Your task: Transcribe the material in full, exactly as written.

Excerpts from a figure dataset:
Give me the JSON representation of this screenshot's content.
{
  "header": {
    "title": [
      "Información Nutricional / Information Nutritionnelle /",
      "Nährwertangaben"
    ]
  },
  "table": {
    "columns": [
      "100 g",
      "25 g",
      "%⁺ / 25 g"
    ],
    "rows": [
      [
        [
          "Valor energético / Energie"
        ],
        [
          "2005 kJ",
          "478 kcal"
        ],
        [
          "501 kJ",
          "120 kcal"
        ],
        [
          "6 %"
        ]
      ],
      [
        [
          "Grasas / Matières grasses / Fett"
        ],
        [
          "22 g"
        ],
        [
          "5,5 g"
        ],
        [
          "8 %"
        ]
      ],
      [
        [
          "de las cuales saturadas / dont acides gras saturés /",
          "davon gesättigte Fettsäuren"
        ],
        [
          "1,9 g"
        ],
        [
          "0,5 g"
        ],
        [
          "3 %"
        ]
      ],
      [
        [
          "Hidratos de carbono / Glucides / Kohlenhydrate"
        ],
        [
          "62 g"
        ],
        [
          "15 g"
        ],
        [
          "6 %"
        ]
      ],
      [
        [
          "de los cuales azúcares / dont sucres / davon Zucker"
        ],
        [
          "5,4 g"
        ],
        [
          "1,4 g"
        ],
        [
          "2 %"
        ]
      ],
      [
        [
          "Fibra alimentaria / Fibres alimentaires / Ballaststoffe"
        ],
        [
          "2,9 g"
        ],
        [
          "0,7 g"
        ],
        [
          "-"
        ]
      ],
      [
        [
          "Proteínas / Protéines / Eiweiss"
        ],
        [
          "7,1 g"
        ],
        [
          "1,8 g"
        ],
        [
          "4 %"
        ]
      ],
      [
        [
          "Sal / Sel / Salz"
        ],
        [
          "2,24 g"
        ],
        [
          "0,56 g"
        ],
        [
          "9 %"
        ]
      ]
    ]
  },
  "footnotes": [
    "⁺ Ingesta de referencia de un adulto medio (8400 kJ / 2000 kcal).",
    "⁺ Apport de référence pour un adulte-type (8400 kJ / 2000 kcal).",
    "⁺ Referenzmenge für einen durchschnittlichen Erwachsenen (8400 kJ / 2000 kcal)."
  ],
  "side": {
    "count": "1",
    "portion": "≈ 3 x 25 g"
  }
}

Result of the exercise:
Give me the JSON representation of this screenshot's content.
{
  "header": {
    "title": [
      "Información Nutricional / Information Nutritionnelle /",
      "Nährwertangaben"
    ]
  },
  "table": {
    "columns": [
      "100 g",
      "25 g",
      "%⁺ / 25 g"
    ],
    "rows": [
      [
        [
          "Valor energético / Energie"
        ],
        [
          "2005 kJ",
          "478 kcal"
        ],
        [
          "501 kJ",
          "120 kcal"
        ],
        [
          "6 %"
        ]
      ],
      [
        [
          "Grasas / Matières grasses / Fett"
        ],
        [
          "22 g"
        ],
        [
          "5,5 g"
        ],
        [
          "8 %"
        ]
      ],
      [
        [
          "de las cuales saturadas / dont acides gras saturés /",
          "davon gesättigte Fettsäuren"
        ],
        [
          "1,9 g"
        ],
        [
          "0,5 g"
        ],
        [
          "3 %"
        ]
      ],
      [
        [
          "Hidratos de carbono / Glucides / Kohlenhydrate"
        ],
        [
          "62 g"
        ],
        [
          "15 g"
        ],
        [
          "6 %"
        ]
      ],
      [
        [
          "de los cuales azúcares / dont sucres / davon Zucker"
        ],
        [
          "5,4 g"
        ],
        [
          "1,4 g"
        ],
        [
          "2 %"
        ]
      ],
      [
        [
          "Fibra alimentaria / Fibres alimentaires / Ballaststoffe"
        ],
        [
          "2,9 g"
        ],
        [
          "0,7 g"
        ],
        [
          "-"
        ]
      ],
      [
        [
          "Proteínas / Protéines / Eiweiss"
        ],
        [
          "7,1 g"
        ],
        [
          "1,8 g"
        ],
        [
          "4 %"
        ]
      ],
      [
        [
          "Sal / Sel / Salz"
        ],
        [
          "2,24 g"
        ],
        [
          "0,56 g"
        ],
        [
          "9 %"
        ]
      ]
    ]
  },
  "footnotes": [
    "⁺ Ingesta de referencia de un adulto medio (8400 kJ / 2000 kcal).",
    "⁺ Apport de référence pour un adulte-type (8400 kJ / 2000 kcal).",
    "⁺ Referenzmenge für einen durchschnittlichen Erwachsenen (8400 kJ / 2000 kcal)."
  ],
  "side": {
    "count": "1",
    "portion": "≈ 3 x 25 g"
  }
}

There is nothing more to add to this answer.